What the task requires:
Transcribe the listing below word for word.

Entries supplied:
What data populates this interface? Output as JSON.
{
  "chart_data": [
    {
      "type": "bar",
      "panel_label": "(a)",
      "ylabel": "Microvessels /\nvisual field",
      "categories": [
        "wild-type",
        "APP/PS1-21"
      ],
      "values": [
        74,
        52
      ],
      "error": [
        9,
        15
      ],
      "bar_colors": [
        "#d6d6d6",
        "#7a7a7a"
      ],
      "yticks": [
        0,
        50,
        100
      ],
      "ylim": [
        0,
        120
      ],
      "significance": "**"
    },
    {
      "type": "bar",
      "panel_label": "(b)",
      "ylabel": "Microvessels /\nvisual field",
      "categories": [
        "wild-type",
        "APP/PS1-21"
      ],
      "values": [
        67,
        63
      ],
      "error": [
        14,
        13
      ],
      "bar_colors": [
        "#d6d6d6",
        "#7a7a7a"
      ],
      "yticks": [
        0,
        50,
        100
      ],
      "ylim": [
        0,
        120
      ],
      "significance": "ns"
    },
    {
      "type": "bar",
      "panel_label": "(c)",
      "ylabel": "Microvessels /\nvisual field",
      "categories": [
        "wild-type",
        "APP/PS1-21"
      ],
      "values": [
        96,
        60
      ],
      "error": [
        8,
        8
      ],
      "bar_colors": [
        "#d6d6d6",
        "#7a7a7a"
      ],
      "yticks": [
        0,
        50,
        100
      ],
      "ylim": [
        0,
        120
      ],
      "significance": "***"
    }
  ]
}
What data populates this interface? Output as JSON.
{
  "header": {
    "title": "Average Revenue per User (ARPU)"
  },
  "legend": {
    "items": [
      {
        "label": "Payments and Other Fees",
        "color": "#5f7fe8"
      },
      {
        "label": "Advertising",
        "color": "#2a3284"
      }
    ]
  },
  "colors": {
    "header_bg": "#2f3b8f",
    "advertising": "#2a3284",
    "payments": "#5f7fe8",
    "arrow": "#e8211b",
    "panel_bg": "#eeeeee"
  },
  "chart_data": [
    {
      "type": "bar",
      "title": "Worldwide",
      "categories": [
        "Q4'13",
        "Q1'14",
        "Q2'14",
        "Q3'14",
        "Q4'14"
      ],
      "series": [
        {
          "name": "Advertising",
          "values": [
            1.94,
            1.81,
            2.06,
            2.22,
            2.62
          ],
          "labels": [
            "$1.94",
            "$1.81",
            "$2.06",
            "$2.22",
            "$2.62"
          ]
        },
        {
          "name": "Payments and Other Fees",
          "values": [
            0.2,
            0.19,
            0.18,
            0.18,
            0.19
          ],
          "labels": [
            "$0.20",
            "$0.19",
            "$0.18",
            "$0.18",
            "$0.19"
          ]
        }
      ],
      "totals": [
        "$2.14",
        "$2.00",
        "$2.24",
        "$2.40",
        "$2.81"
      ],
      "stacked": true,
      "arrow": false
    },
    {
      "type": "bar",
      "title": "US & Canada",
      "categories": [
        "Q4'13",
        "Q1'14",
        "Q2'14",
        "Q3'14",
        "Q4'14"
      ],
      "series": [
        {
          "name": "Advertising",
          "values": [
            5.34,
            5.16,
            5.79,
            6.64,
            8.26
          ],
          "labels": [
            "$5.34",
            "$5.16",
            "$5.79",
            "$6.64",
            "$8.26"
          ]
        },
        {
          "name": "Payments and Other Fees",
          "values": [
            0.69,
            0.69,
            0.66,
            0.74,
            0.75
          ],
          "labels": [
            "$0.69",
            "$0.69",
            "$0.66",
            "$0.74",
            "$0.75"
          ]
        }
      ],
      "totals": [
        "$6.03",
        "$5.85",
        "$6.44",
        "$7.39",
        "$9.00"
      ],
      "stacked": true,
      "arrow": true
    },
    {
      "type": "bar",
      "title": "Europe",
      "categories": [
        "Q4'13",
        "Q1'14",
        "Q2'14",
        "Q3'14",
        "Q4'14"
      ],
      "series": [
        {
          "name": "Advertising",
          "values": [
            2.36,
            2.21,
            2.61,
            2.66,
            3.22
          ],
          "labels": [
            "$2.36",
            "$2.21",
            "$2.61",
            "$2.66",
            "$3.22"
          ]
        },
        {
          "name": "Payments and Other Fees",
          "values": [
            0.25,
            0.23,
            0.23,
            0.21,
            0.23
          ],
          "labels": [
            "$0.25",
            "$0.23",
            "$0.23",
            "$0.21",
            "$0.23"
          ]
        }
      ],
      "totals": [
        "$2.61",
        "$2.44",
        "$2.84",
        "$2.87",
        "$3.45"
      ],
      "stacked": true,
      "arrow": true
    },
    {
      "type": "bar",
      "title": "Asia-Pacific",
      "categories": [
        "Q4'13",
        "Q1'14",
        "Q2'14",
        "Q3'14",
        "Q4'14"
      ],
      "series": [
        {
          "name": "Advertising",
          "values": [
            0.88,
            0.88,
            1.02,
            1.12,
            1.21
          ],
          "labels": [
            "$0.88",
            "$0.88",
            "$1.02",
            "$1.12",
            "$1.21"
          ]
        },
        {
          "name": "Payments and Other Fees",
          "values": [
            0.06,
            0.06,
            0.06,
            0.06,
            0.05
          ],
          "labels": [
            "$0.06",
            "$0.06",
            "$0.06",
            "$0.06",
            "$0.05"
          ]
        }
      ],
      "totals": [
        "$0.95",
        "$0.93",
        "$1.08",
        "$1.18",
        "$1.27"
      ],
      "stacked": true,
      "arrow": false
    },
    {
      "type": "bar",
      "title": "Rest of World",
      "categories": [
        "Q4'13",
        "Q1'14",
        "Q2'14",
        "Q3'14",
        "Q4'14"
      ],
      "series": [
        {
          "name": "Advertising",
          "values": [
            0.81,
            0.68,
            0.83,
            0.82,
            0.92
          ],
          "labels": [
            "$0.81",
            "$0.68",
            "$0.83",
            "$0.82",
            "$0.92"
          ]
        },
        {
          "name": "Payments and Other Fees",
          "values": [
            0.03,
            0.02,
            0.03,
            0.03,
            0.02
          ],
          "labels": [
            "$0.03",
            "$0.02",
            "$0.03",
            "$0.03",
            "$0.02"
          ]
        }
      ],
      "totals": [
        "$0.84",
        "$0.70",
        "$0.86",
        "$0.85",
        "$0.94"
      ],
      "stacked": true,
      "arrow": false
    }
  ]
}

Solved problem:
What data populates this interface? Output as JSON.
{
  "chart_data": [
    {
      "type": "bar",
      "panel_label": "(a)",
      "ylabel": "Microvessels /\nvisual field",
      "categories": [
        "wild-type",
        "APP/PS1-21"
      ],
      "values": [
        74,
        52
      ],
      "error": [
        9,
        15
      ],
      "bar_colors": [
        "#d6d6d6",
        "#7a7a7a"
      ],
      "yticks": [
        0,
        50,
        100
      ],
      "ylim": [
        0,
        120
      ],
      "significance": "**"
    },
    {
      "type": "bar",
      "panel_label": "(b)",
      "ylabel": "Microvessels /\nvisual field",
      "categories": [
        "wild-type",
        "APP/PS1-21"
      ],
      "values": [
        67,
        63
      ],
      "error": [
        14,
        13
      ],
      "bar_colors": [
        "#d6d6d6",
        "#7a7a7a"
      ],
      "yticks": [
        0,
        50,
        100
      ],
      "ylim": [
        0,
        120
      ],
      "significance": "ns"
    },
    {
      "type": "bar",
      "panel_label": "(c)",
      "ylabel": "Microvessels /\nvisual field",
      "categories": [
        "wild-type",
        "APP/PS1-21"
      ],
      "values": [
        96,
        60
      ],
      "error": [
        8,
        8
      ],
      "bar_colors": [
        "#d6d6d6",
        "#7a7a7a"
      ],
      "yticks": [
        0,
        50,
        100
      ],
      "ylim": [
        0,
        120
      ],
      "significance": "***"
    }
  ]
}
What data populates this interface? Output as JSON.
{
  "header": {
    "title": "Average Revenue per User (ARPU)"
  },
  "legend": {
    "items": [
      {
        "label": "Payments and Other Fees",
        "color": "#5f7fe8"
      },
      {
        "label": "Advertising",
        "color": "#2a3284"
      }
    ]
  },
  "colors": {
    "header_bg": "#2f3b8f",
    "advertising": "#2a3284",
    "payments": "#5f7fe8",
    "arrow": "#e8211b",
    "panel_bg": "#eeeeee"
  },
  "chart_data": [
    {
      "type": "bar",
      "title": "Worldwide",
      "categories": [
        "Q4'13",
        "Q1'14",
        "Q2'14",
        "Q3'14",
        "Q4'14"
      ],
      "series": [
        {
          "name": "Advertising",
          "values": [
            1.94,
            1.81,
            2.06,
            2.22,
            2.62
          ],
          "labels": [
            "$1.94",
            "$1.81",
            "$2.06",
            "$2.22",
            "$2.62"
          ]
        },
        {
          "name": "Payments and Other Fees",
          "values": [
            0.2,
            0.19,
            0.18,
            0.18,
            0.19
          ],
          "labels": [
            "$0.20",
            "$0.19",
            "$0.18",
            "$0.18",
            "$0.19"
          ]
        }
      ],
      "totals": [
        "$2.14",
        "$2.00",
        "$2.24",
        "$2.40",
        "$2.81"
      ],
      "stacked": true,
      "arrow": false
    },
    {
      "type": "bar",
      "title": "US & Canada",
      "categories": [
        "Q4'13",
        "Q1'14",
        "Q2'14",
        "Q3'14",
        "Q4'14"
      ],
      "series": [
        {
          "name": "Advertising",
          "values": [
            5.34,
            5.16,
            5.79,
            6.64,
            8.26
          ],
          "labels": [
            "$5.34",
            "$5.16",
            "$5.79",
            "$6.64",
            "$8.26"
          ]
        },
        {
          "name": "Payments and Other Fees",
          "values": [
            0.69,
            0.69,
            0.66,
            0.74,
            0.75
          ],
          "labels": [
            "$0.69",
            "$0.69",
            "$0.66",
            "$0.74",
            "$0.75"
          ]
        }
      ],
      "totals": [
        "$6.03",
        "$5.85",
        "$6.44",
        "$7.39",
        "$9.00"
      ],
      "stacked": true,
      "arrow": true
    },
    {
      "type": "bar",
      "title": "Europe",
      "categories": [
        "Q4'13",
        "Q1'14",
        "Q2'14",
        "Q3'14",
        "Q4'14"
      ],
      "series": [
        {
          "name": "Advertising",
          "values": [
            2.36,
            2.21,
            2.61,
            2.66,
            3.22
          ],
          "labels": [
            "$2.36",
            "$2.21",
            "$2.61",
            "$2.66",
            "$3.22"
          ]
        },
        {
          "name": "Payments and Other Fees",
          "values": [
            0.25,
            0.23,
            0.23,
            0.21,
            0.23
          ],
          "labels": [
            "$0.25",
            "$0.23",
            "$0.23",
            "$0.21",
            "$0.23"
          ]
        }
      ],
      "totals": [
        "$2.61",
        "$2.44",
        "$2.84",
        "$2.87",
        "$3.45"
      ],
      "stacked": true,
      "arrow": true
    },
    {
      "type": "bar",
      "title": "Asia-Pacific",
      "categories": [
        "Q4'13",
        "Q1'14",
        "Q2'14",
        "Q3'14",
        "Q4'14"
      ],
      "series": [
        {
          "name": "Advertising",
          "values": [
            0.88,
            0.88,
            1.02,
            1.12,
            1.21
          ],
          "labels": [
            "$0.88",
            "$0.88",
            "$1.02",
            "$1.12",
            "$1.21"
          ]
        },
        {
          "name": "Payments and Other Fees",
          "values": [
            0.06,
            0.06,
            0.06,
            0.06,
            0.05
          ],
          "labels": [
            "$0.06",
            "$0.06",
            "$0.06",
            "$0.06",
            "$0.05"
          ]
        }
      ],
      "totals": [
        "$0.95",
        "$0.93",
        "$1.08",
        "$1.18",
        "$1.27"
      ],
      "stacked": true,
      "arrow": false
    },
    {
      "type": "bar",
      "title": "Rest of World",
      "categories": [
        "Q4'13",
        "Q1'14",
        "Q2'14",
        "Q3'14",
        "Q4'14"
      ],
      "series": [
        {
          "name": "Advertising",
          "values": [
            0.81,
            0.68,
            0.83,
            0.82,
            0.92
          ],
          "labels": [
            "$0.81",
            "$0.68",
            "$0.83",
            "$0.82",
            "$0.92"
          ]
        },
        {
          "name": "Payments and Other Fees",
          "values": [
            0.03,
            0.02,
            0.03,
            0.03,
            0.02
          ],
          "labels": [
            "$0.03",
            "$0.02",
            "$0.03",
            "$0.03",
            "$0.02"
          ]
        }
      ],
      "totals": [
        "$0.84",
        "$0.70",
        "$0.86",
        "$0.85",
        "$0.94"
      ],
      "stacked": true,
      "arrow": false
    }
  ]
}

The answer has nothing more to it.